- AIM OF THE TASK
Copy the exam question from "The region S" to "to be determined.", swapping "constants" for "coefficients".

- PASSAGE GIVEN
Date | November 2013 | Marks available | 3 | Reference code | 13N.1.hl.TZ0.12 |
Level | HL only | Paper | 1 | Time zone | TZ0 |
Command term | Show that | Question number | 12 | Adapted from | N/A |
Question
Consider the complex number \(z = \cos \theta + {\text{i}}\sin \theta \).
The region S is bounded by the curve \(y = \sin x{\cos ^2}x\) and the x-axis between \(x = 0\) and \(x = \frac{\pi }{2}\).
Use De Moivre’s theorem to show that \({z^n} + {z^{ - n}} = 2\cos n\theta ,{\text{ }}n \in {\mathbb{Z}^ + }\).
Expand \({\left( {z + {z^{ - 1}}} \right)^4}\).
Hence show that \({\cos ^4}\theta = p\cos 4\theta + q\cos 2\theta + r\), where \(p,{\text{ }}q\) and \(r\) are constants to be determined.
Show that \({\cos ^6}\theta = \frac{1}{{32}}\cos 6\theta + \frac{3}{{16}}\cos 4\theta + \frac{{15}}{{32}}\cos 2\theta + \frac{5}{{16}}\).
Hence find the value of \(\int_0^{\frac{\pi }{2}} {{{\cos }^6}\theta {\text{d}}\theta } \).

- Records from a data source
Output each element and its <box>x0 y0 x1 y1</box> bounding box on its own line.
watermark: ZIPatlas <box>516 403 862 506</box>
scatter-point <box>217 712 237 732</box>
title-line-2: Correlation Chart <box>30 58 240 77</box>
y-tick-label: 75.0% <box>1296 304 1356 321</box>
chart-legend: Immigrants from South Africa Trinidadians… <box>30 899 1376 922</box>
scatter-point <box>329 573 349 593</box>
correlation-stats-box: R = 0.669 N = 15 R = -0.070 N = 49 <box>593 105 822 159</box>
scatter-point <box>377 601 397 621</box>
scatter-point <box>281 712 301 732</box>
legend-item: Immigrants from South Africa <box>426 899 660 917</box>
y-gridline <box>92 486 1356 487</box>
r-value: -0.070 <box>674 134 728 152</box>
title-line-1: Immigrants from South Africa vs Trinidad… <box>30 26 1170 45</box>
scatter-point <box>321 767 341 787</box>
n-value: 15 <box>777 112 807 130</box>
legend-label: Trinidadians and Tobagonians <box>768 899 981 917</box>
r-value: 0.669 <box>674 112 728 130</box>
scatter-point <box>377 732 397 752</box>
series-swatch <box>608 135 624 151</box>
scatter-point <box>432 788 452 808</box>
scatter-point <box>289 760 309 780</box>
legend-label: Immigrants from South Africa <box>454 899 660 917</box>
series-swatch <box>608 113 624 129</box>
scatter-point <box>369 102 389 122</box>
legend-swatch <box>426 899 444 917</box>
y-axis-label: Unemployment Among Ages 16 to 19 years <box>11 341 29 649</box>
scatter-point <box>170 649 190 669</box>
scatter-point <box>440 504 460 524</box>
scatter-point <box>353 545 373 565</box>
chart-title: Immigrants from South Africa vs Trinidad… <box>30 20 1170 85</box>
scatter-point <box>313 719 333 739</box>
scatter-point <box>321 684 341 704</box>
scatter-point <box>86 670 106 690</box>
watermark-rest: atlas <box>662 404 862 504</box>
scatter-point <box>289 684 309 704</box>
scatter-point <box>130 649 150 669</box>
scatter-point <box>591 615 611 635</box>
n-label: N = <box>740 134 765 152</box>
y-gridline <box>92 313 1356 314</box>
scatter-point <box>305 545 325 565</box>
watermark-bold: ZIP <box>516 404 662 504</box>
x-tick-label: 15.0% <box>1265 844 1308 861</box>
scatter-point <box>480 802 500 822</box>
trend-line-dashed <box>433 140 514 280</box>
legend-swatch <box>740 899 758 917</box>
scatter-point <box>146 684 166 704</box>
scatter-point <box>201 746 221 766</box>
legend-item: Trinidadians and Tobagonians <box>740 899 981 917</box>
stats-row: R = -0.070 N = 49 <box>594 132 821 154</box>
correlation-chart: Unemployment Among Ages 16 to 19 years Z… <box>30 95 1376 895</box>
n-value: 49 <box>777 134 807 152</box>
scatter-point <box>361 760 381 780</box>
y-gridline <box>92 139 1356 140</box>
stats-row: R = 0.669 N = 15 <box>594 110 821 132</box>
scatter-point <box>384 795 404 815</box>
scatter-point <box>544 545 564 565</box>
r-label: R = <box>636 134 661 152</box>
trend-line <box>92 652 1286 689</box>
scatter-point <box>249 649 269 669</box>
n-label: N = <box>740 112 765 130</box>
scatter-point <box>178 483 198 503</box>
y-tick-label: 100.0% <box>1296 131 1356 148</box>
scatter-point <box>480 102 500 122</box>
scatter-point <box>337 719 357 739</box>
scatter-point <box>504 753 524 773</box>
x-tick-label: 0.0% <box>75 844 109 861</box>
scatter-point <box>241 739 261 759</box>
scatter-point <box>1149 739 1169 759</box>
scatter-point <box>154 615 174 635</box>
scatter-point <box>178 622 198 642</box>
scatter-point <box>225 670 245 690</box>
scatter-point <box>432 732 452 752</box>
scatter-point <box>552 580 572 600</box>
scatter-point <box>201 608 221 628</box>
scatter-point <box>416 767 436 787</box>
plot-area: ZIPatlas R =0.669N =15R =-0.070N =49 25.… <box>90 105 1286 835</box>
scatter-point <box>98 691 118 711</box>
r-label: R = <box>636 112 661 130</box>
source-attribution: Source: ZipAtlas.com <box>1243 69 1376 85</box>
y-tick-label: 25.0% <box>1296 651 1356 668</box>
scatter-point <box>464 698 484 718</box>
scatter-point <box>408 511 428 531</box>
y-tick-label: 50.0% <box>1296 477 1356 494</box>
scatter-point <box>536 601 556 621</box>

- WRITTEN ANSWER
The region S is bounded by the curve \(y = \sin x{\cos ^2}x\) and the x-axis between \(x = 0\) and \(x = \frac{\pi }{2}\).
Use De Moivre’s theorem to show that \({z^n} + {z^{ - n}} = 2\cos n\theta ,{\text{ }}n \in {\mathbb{Z}^ + }\).
Expand \({\left( {z + {z^{ - 1}}} \right)^4}\).
Hence show that \({\cos ^4}\theta = p\cos 4\theta + q\cos 2\theta + r\), where \(p,{\text{ }}q\) and \(r\) are coefficients to be determined.